Extracted records:
━━━━━━━━━━━━━━━━━━━━━━━━━━━━━━
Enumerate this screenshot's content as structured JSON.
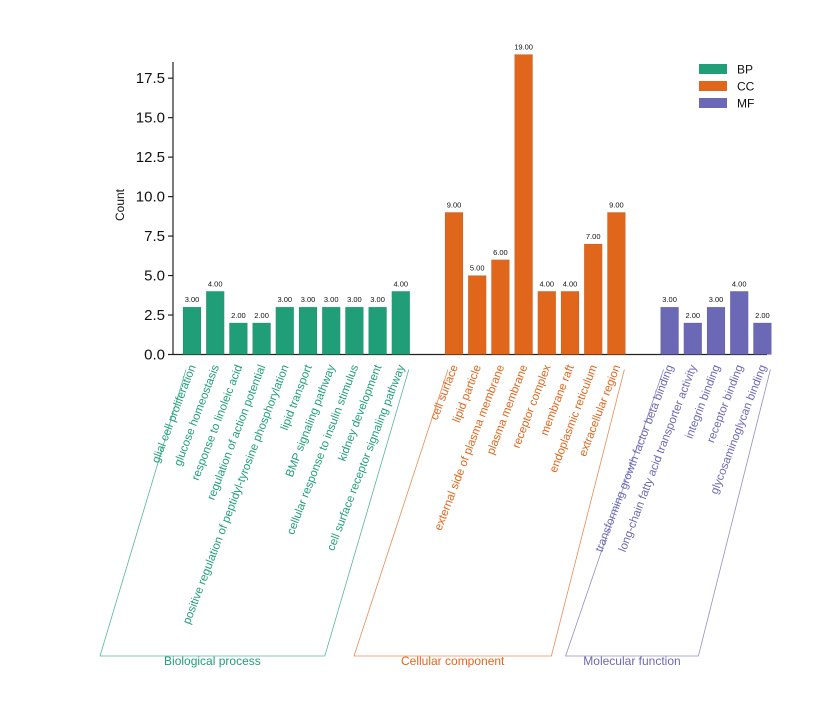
{
  "chart_data": {
    "type": "bar",
    "ylabel": "Count",
    "ylim": [
      0,
      19
    ],
    "yticks": [
      0.0,
      2.5,
      5.0,
      7.5,
      10.0,
      12.5,
      15.0,
      17.5
    ],
    "ytick_labels": [
      "0.0",
      "2.5",
      "5.0",
      "7.5",
      "10.0",
      "12.5",
      "15.0",
      "17.5"
    ],
    "legend_position": "top-right",
    "groups": [
      {
        "name": "BP",
        "label": "Biological process",
        "color": "#1f9e78",
        "bars": [
          {
            "category": "glial cell proliferation",
            "value": 3,
            "value_label": "3.00"
          },
          {
            "category": "glucose homeostasis",
            "value": 4,
            "value_label": "4.00"
          },
          {
            "category": "response to linoleic acid",
            "value": 2,
            "value_label": "2.00"
          },
          {
            "category": "regulation of action potential",
            "value": 2,
            "value_label": "2.00"
          },
          {
            "category": "positive regulation of peptidyl-tyrosine phosphorylation",
            "value": 3,
            "value_label": "3.00"
          },
          {
            "category": "lipid transport",
            "value": 3,
            "value_label": "3.00"
          },
          {
            "category": "BMP signaling pathway",
            "value": 3,
            "value_label": "3.00"
          },
          {
            "category": "cellular response to insulin stimulus",
            "value": 3,
            "value_label": "3.00"
          },
          {
            "category": "kidney development",
            "value": 3,
            "value_label": "3.00"
          },
          {
            "category": "cell surface receptor signaling pathway",
            "value": 4,
            "value_label": "4.00"
          }
        ]
      },
      {
        "name": "CC",
        "label": "Cellular component",
        "color": "#e0661c",
        "bars": [
          {
            "category": "cell surface",
            "value": 9,
            "value_label": "9.00"
          },
          {
            "category": "lipid particle",
            "value": 5,
            "value_label": "5.00"
          },
          {
            "category": "external side of plasma membrane",
            "value": 6,
            "value_label": "6.00"
          },
          {
            "category": "plasma membrane",
            "value": 19,
            "value_label": "19.00"
          },
          {
            "category": "receptor complex",
            "value": 4,
            "value_label": "4.00"
          },
          {
            "category": "membrane raft",
            "value": 4,
            "value_label": "4.00"
          },
          {
            "category": "endoplasmic reticulum",
            "value": 7,
            "value_label": "7.00"
          },
          {
            "category": "extracellular region",
            "value": 9,
            "value_label": "9.00"
          }
        ]
      },
      {
        "name": "MF",
        "label": "Molecular function",
        "color": "#6b69b5",
        "bars": [
          {
            "category": "transforming growth factor beta binding",
            "value": 3,
            "value_label": "3.00"
          },
          {
            "category": "long-chain fatty acid transporter activity",
            "value": 2,
            "value_label": "2.00"
          },
          {
            "category": "integrin binding",
            "value": 3,
            "value_label": "3.00"
          },
          {
            "category": "receptor binding",
            "value": 4,
            "value_label": "4.00"
          },
          {
            "category": "glycosaminoglycan binding",
            "value": 2,
            "value_label": "2.00"
          }
        ]
      }
    ]
  }
}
━━━━━━━━━━━━━━━━━━━━━━━━━━━━━━
Pull out every line of the records above that contains the word "plasma".

Written response:
            "category": "external side of plasma membrane",
            "category": "plasma membrane",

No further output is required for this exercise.